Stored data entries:

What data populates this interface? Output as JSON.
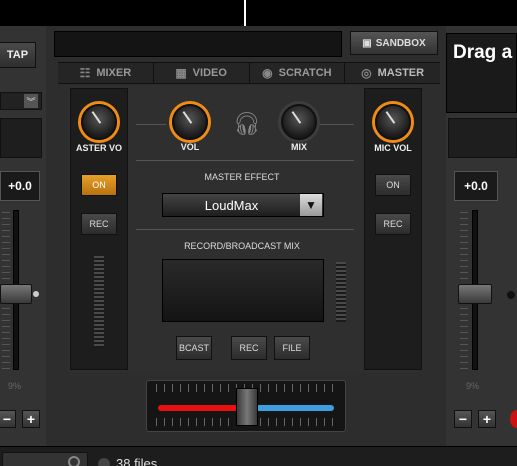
{
  "left_deck": {
    "tap_label": "TAP",
    "pitch_value": "+0.0",
    "pitch_range": "9%",
    "minus": "−",
    "plus": "+"
  },
  "right_deck": {
    "drag_text": "Drag a",
    "pitch_value": "+0.0",
    "pitch_range": "9%",
    "minus": "−",
    "plus": "+"
  },
  "toolbar": {
    "sandbox_label": "SANDBOX"
  },
  "tabs": [
    {
      "label": "MIXER",
      "icon": "mixer-icon"
    },
    {
      "label": "VIDEO",
      "icon": "film-icon"
    },
    {
      "label": "SCRATCH",
      "icon": "vinyl-icon"
    },
    {
      "label": "MASTER",
      "icon": "target-icon"
    }
  ],
  "mixer": {
    "master_vol_label": "ASTER VO",
    "vol_label": "VOL",
    "mix_label": "MIX",
    "mic_vol_label": "MIC VOL",
    "master_on_label": "ON",
    "master_rec_label": "REC",
    "mic_on_label": "ON",
    "mic_rec_label": "REC",
    "master_effect_title": "MASTER EFFECT",
    "master_effect_value": "LoudMax",
    "record_title": "RECORD/BROADCAST MIX",
    "bcast_label": "BCAST",
    "rec_label": "REC",
    "file_label": "FILE"
  },
  "browser": {
    "files_count": "38 files"
  },
  "colors": {
    "accent_orange": "#f08c14",
    "on_button": "#d08a1c",
    "crossfader_left": "#e81010",
    "crossfader_right": "#3d9fe0"
  }
}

EXERCISE BRIEF: Copy each line of the records precisely and drop any images they hold.

ANSWER FOR THIS EXERCISE:
What data populates this interface? Output as JSON.
{
  "left_deck": {
    "tap_label": "TAP",
    "pitch_value": "+0.0",
    "pitch_range": "9%",
    "minus": "−",
    "plus": "+"
  },
  "right_deck": {
    "drag_text": "Drag a",
    "pitch_value": "+0.0",
    "pitch_range": "9%",
    "minus": "−",
    "plus": "+"
  },
  "toolbar": {
    "sandbox_label": "SANDBOX"
  },
  "tabs": [
    {
      "label": "MIXER",
      "icon": "mixer-icon"
    },
    {
      "label": "VIDEO",
      "icon": "film-icon"
    },
    {
      "label": "SCRATCH",
      "icon": "vinyl-icon"
    },
    {
      "label": "MASTER",
      "icon": "target-icon"
    }
  ],
  "mixer": {
    "master_vol_label": "ASTER VO",
    "vol_label": "VOL",
    "mix_label": "MIX",
    "mic_vol_label": "MIC VOL",
    "master_on_label": "ON",
    "master_rec_label": "REC",
    "mic_on_label": "ON",
    "mic_rec_label": "REC",
    "master_effect_title": "MASTER EFFECT",
    "master_effect_value": "LoudMax",
    "record_title": "RECORD/BROADCAST MIX",
    "bcast_label": "BCAST",
    "rec_label": "REC",
    "file_label": "FILE"
  },
  "browser": {
    "files_count": "38 files"
  },
  "colors": {
    "accent_orange": "#f08c14",
    "on_button": "#d08a1c",
    "crossfader_left": "#e81010",
    "crossfader_right": "#3d9fe0"
  }
}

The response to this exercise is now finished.